*Description of the task*:
From the records below, pull each line that has "this".

===== Supplied material =====

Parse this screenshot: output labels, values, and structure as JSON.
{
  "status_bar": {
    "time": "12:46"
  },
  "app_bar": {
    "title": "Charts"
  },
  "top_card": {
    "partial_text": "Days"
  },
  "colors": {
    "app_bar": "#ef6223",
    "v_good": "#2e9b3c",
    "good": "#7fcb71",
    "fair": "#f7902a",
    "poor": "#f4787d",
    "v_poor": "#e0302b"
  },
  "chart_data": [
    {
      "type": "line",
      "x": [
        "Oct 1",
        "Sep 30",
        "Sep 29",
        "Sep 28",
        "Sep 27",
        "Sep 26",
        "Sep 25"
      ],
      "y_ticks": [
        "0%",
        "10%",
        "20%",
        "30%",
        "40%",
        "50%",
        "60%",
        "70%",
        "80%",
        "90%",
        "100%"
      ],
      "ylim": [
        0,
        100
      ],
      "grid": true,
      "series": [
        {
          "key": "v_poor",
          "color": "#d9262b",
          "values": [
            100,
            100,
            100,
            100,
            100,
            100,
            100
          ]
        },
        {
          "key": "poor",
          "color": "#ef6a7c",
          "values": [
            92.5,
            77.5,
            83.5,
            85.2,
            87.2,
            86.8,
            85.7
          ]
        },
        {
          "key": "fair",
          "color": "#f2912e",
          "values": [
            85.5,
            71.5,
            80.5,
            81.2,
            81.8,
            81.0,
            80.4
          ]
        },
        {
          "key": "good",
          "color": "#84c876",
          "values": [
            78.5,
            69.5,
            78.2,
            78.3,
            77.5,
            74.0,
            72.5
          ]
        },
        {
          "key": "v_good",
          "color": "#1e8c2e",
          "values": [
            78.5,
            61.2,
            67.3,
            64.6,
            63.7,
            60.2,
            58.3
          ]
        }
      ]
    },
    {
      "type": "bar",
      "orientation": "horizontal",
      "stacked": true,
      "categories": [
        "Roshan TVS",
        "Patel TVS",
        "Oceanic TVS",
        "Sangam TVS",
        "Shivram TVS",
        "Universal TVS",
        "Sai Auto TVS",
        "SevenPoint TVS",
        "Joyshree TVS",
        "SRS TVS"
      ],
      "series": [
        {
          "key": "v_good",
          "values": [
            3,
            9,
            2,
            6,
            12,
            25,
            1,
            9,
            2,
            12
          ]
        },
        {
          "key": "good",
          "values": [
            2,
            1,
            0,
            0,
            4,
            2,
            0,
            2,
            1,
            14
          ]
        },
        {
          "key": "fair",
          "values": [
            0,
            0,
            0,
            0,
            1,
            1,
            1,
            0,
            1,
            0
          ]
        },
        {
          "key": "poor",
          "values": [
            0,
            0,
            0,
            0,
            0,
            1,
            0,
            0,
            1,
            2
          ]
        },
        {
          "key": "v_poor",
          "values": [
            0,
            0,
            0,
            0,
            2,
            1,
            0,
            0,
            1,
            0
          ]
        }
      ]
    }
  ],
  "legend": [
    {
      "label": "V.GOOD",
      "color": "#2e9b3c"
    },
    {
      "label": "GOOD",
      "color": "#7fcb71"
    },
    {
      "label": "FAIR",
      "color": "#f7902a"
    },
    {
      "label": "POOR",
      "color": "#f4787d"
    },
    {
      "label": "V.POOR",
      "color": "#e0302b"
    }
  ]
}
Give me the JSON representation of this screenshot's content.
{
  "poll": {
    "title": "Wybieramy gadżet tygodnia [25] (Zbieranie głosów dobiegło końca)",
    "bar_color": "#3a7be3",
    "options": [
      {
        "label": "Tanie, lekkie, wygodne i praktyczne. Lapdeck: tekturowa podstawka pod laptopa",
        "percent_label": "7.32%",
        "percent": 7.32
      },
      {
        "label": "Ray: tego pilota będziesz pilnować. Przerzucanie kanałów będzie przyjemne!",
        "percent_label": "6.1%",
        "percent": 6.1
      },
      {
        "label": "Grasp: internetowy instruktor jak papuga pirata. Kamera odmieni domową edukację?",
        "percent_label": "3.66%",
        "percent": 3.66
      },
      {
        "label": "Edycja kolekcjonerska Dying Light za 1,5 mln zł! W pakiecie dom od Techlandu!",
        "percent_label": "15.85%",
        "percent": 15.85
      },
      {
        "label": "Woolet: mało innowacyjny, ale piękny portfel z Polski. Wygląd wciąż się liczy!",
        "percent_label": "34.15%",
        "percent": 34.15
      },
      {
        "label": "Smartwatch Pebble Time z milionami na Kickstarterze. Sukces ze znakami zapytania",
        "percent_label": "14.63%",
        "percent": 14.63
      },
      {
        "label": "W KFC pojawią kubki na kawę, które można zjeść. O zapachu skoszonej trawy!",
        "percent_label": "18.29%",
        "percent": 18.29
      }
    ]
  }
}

=====

*Exercise solution*:
Parse this screenshot: output labels, values, and structure as JSON.
Give me the JSON representation of this screenshot's content.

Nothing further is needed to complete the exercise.